OBJECTIVE
In the records below, find each line containing the word "icon" and copy it.

MATERIAL FOR THE TASK
- - - - -

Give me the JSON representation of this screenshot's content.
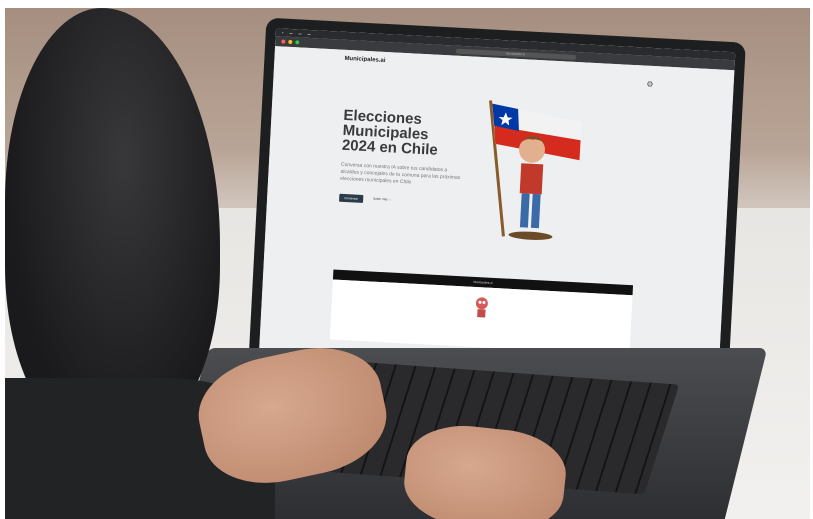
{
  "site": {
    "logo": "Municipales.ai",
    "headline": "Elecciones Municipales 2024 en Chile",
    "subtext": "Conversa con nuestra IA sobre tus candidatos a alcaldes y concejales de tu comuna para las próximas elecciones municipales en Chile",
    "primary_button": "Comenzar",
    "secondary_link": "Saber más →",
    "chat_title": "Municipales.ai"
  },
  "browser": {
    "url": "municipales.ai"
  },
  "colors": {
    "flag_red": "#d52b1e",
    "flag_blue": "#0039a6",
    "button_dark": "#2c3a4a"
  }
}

- - - - -

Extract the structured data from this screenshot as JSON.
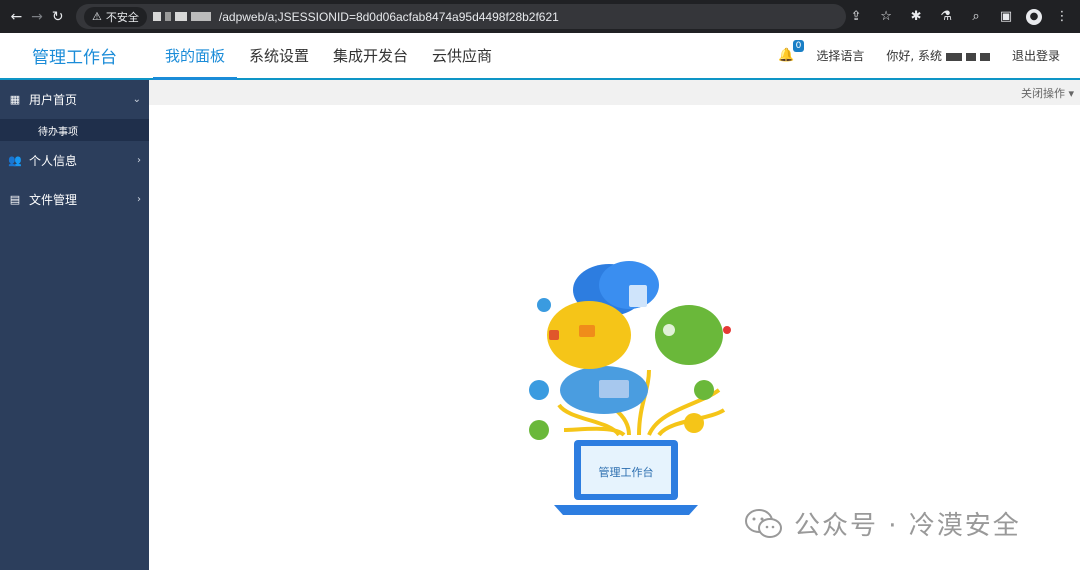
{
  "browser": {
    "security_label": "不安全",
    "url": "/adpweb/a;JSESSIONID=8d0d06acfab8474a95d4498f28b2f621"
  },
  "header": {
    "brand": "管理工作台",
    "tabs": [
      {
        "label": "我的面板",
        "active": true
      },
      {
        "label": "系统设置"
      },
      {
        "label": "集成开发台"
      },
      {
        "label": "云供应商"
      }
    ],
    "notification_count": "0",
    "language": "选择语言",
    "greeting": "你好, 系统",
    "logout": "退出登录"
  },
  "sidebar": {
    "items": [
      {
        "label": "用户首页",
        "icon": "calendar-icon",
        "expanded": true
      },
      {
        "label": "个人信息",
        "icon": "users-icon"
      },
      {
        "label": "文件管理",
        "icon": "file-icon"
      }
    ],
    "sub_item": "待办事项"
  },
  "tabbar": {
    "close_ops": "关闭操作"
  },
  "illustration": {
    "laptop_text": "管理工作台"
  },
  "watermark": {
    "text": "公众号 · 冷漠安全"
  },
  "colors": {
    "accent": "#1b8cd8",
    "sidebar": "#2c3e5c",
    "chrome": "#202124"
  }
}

- - - - -

TASK SOLUTION
        "icon": "calendar-icon",
        "icon": "users-icon"
        "icon": "file-icon"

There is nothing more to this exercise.